* Problem description:
Among the lines below, how many carry the string "Análisis"? Reply with a number and nothing else.

★ ★ ★

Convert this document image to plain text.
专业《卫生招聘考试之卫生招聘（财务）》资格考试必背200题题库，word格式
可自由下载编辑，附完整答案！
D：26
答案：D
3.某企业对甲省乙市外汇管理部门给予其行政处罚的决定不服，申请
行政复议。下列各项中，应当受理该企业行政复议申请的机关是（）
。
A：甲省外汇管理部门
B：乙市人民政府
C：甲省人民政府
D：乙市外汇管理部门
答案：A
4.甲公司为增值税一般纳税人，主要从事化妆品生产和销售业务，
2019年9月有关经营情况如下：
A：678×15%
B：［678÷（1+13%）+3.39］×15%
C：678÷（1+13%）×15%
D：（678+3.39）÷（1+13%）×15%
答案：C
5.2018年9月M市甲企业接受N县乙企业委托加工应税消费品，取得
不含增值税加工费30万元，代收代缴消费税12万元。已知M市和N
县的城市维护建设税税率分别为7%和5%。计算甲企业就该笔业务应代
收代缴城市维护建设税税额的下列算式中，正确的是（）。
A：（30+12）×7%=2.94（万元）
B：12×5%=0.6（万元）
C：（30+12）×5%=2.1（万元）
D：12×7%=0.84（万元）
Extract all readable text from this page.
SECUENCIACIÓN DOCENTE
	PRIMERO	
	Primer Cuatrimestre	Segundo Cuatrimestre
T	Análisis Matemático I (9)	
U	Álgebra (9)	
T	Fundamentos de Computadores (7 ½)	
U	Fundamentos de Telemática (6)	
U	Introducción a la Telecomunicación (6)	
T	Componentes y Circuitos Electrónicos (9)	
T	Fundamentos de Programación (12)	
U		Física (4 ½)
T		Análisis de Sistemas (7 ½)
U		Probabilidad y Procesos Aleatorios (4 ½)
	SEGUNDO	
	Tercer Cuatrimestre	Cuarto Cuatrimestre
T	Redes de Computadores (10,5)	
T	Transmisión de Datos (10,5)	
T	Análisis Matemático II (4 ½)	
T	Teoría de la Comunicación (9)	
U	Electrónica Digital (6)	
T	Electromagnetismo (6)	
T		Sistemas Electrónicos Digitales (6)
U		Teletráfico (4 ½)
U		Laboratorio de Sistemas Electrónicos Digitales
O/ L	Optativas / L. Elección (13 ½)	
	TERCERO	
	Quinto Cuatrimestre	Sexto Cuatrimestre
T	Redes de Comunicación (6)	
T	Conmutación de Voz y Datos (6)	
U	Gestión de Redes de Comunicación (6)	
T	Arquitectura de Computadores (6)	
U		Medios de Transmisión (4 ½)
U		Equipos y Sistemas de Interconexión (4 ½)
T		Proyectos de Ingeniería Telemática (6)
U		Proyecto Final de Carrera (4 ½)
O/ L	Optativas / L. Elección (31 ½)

★ ★ ★

* Expected answer:
3